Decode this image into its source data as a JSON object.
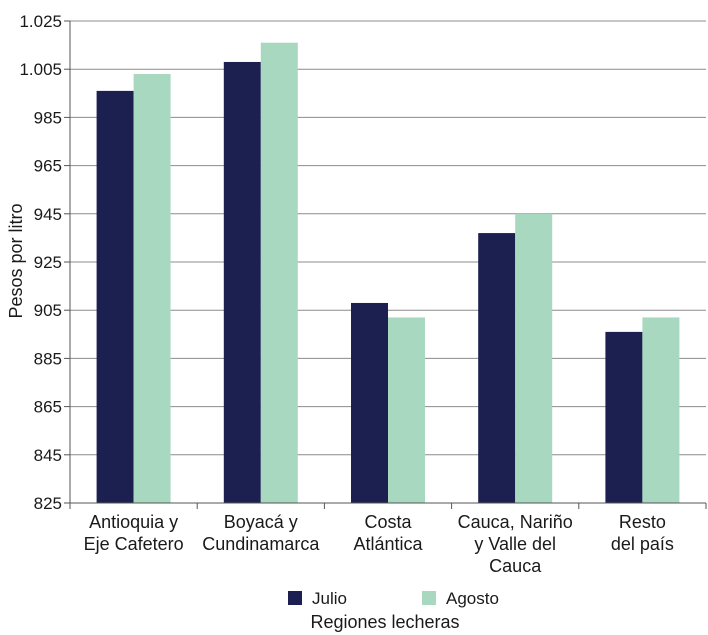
{
  "chart_data": {
    "type": "bar",
    "categories": [
      [
        "Antioquia y",
        "Eje Cafetero"
      ],
      [
        "Boyacá y",
        "Cundinamarca"
      ],
      [
        "Costa",
        "Atlántica"
      ],
      [
        "Cauca, Nariño",
        "y Valle del",
        "Cauca"
      ],
      [
        "Resto",
        "del país"
      ]
    ],
    "series": [
      {
        "name": "Julio",
        "color": "#1b2050",
        "values": [
          996,
          1008,
          908,
          937,
          896
        ]
      },
      {
        "name": "Agosto",
        "color": "#a8d8c0",
        "values": [
          1003,
          1016,
          902,
          945,
          902
        ]
      }
    ],
    "title": "",
    "xlabel": "Regiones lecheras",
    "ylabel": "Pesos por litro",
    "ylim": [
      825,
      1025
    ],
    "yticks": [
      "825",
      "845",
      "865",
      "885",
      "905",
      "925",
      "945",
      "965",
      "985",
      "1.005",
      "1.025"
    ],
    "ytick_values": [
      825,
      845,
      865,
      885,
      905,
      925,
      945,
      965,
      985,
      1005,
      1025
    ],
    "grid": true,
    "legend_position": "bottom",
    "gridline_color": "#8c8c8c"
  }
}
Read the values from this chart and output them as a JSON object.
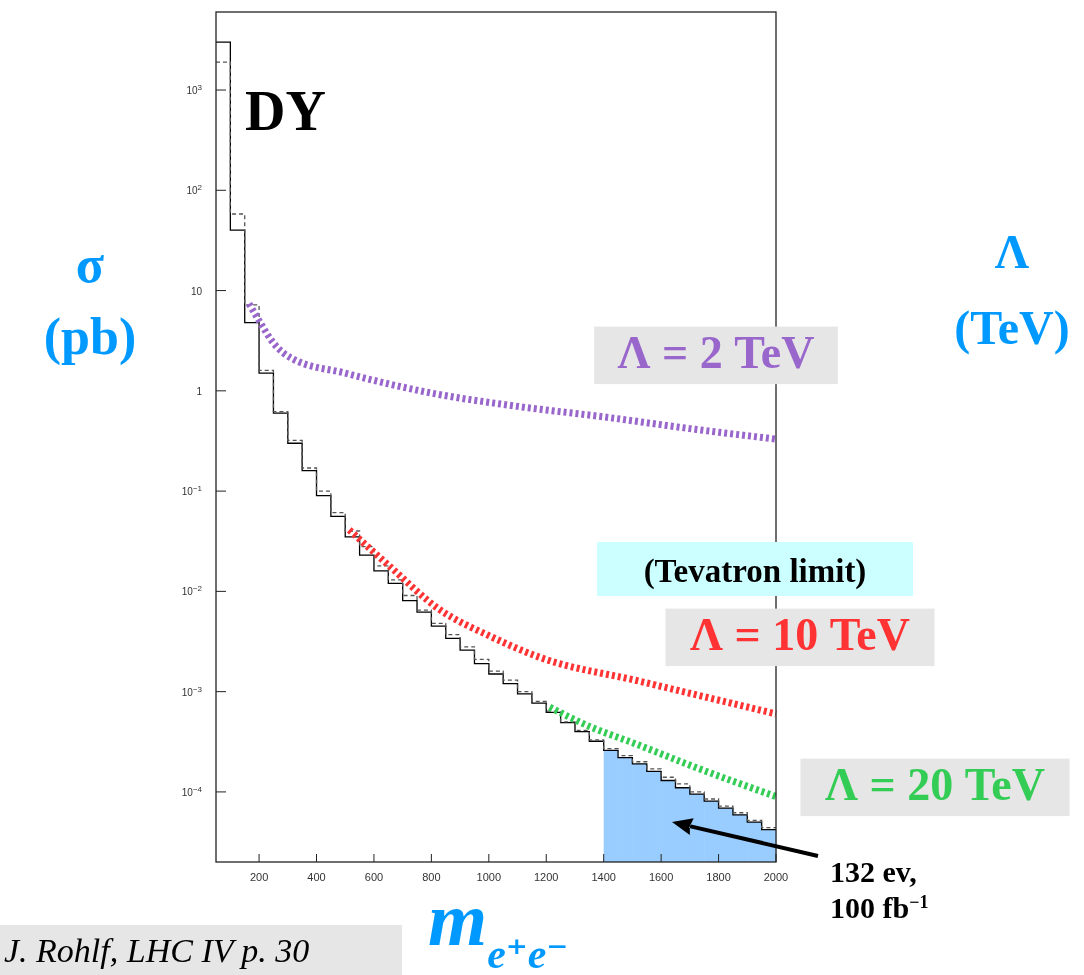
{
  "chart_data": {
    "type": "histogram",
    "xlabel": "m$_{e⁺e⁻}$",
    "ylabel": "σ (pb)",
    "xlim": [
      50,
      2000
    ],
    "xticks": [
      200,
      400,
      600,
      800,
      1000,
      1200,
      1400,
      1600,
      1800,
      2000
    ],
    "ylim": [
      2e-05,
      6000
    ],
    "yticks": [
      {
        "value": 0.0001,
        "label": "10$^{−4}$"
      },
      {
        "value": 0.001,
        "label": "10$^{−3}$"
      },
      {
        "value": 0.01,
        "label": "10$^{−2}$"
      },
      {
        "value": 0.1,
        "label": "10$^{−1}$"
      },
      1,
      10,
      {
        "value": 100,
        "label": "10$^{2}$"
      },
      {
        "value": 1000,
        "label": "10$^{3}$"
      }
    ],
    "log": "y",
    "bins": [
      50,
      100,
      150,
      200,
      250,
      300,
      350,
      400,
      450,
      500,
      550,
      600,
      650,
      700,
      750,
      800,
      850,
      900,
      950,
      1000,
      1050,
      1100,
      1150,
      1200,
      1250,
      1300,
      1350,
      1400,
      1450,
      1500,
      1550,
      1600,
      1650,
      1700,
      1750,
      1800,
      1850,
      1900,
      1950,
      2000
    ],
    "grid": false,
    "series": [
      {
        "color": "#99ccff",
        "bins": [
          1400,
          1450,
          1500,
          1550,
          1600,
          1650,
          1700,
          1750,
          1800,
          1850,
          1900,
          1950,
          2000
        ],
        "values": [
          0.00026,
          0.00022,
          0.00019,
          0.00016,
          0.00013,
          0.00011,
          9.5e-05,
          8.1e-05,
          6.9e-05,
          5.9e-05,
          5e-05,
          4.2e-05
        ]
      },
      {
        "name": "DY",
        "type": "histogram",
        "color": "#000000",
        "line_style": "solid",
        "values": [
          3000,
          40,
          4.8,
          1.5,
          0.6,
          0.3,
          0.16,
          0.09,
          0.056,
          0.035,
          0.023,
          0.016,
          0.012,
          0.0081,
          0.0062,
          0.0045,
          0.0034,
          0.0026,
          0.0019,
          0.0015,
          0.0012,
          0.00095,
          0.00077,
          0.00062,
          0.00049,
          0.0004,
          0.00032,
          0.00026,
          0.00022,
          0.00019,
          0.00016,
          0.00013,
          0.00011,
          9.5e-05,
          8.1e-05,
          6.9e-05,
          5.9e-05,
          5e-05,
          4.2e-05
        ]
      },
      {
        "type": "histogram",
        "color": "#555555",
        "line_style": "dashed",
        "values": [
          1900,
          58,
          7.2,
          1.6,
          0.62,
          0.32,
          0.17,
          0.1,
          0.061,
          0.04,
          0.028,
          0.018,
          0.013,
          0.0091,
          0.0065,
          0.0048,
          0.0037,
          0.0028,
          0.0021,
          0.0016,
          0.0013,
          0.001,
          0.0008,
          0.00064,
          0.0005,
          0.00041,
          0.00033,
          0.00027,
          0.00023,
          0.0002,
          0.00017,
          0.00014,
          0.00012,
          0.0001,
          8.5e-05,
          7.2e-05,
          6.2e-05,
          5.2e-05,
          4.4e-05
        ]
      },
      {
        "name": "Λ = 2 TeV",
        "type": "line",
        "color": "#9966cc",
        "line_style": "dashed",
        "x": [
          165,
          200,
          250,
          315,
          500,
          800,
          1100,
          1400,
          1700,
          2000
        ],
        "values": [
          7.4,
          5,
          3,
          2.1,
          1.5,
          0.95,
          0.7,
          0.55,
          0.42,
          0.33
        ]
      },
      {
        "name": "Λ = 10 TeV",
        "type": "line",
        "color": "#ff3333",
        "line_style": "dashed",
        "x": [
          514,
          653,
          828,
          1002,
          1177,
          1525,
          2000
        ],
        "values": [
          0.041,
          0.018,
          0.0066,
          0.0036,
          0.0022,
          0.00127,
          0.0006
        ]
      },
      {
        "name": "Λ = 20 TeV",
        "type": "line",
        "color": "#33cc55",
        "line_style": "dashed",
        "x": [
          1212,
          1350,
          1500,
          1733,
          2000
        ],
        "values": [
          0.0007,
          0.00045,
          0.00031,
          0.00017,
          9e-05
        ]
      }
    ],
    "annotations": [
      "(Tevatron limit)",
      "132 ev, 100 fb$^{−1}$",
      "Λ (TeV)",
      "J. Rohlf, LHC IV p. 30"
    ]
  }
}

# Stated goal
Of the lines in the data, how many contain the word "object"? Provide the number and nothing further.

# Solution for this exercise
2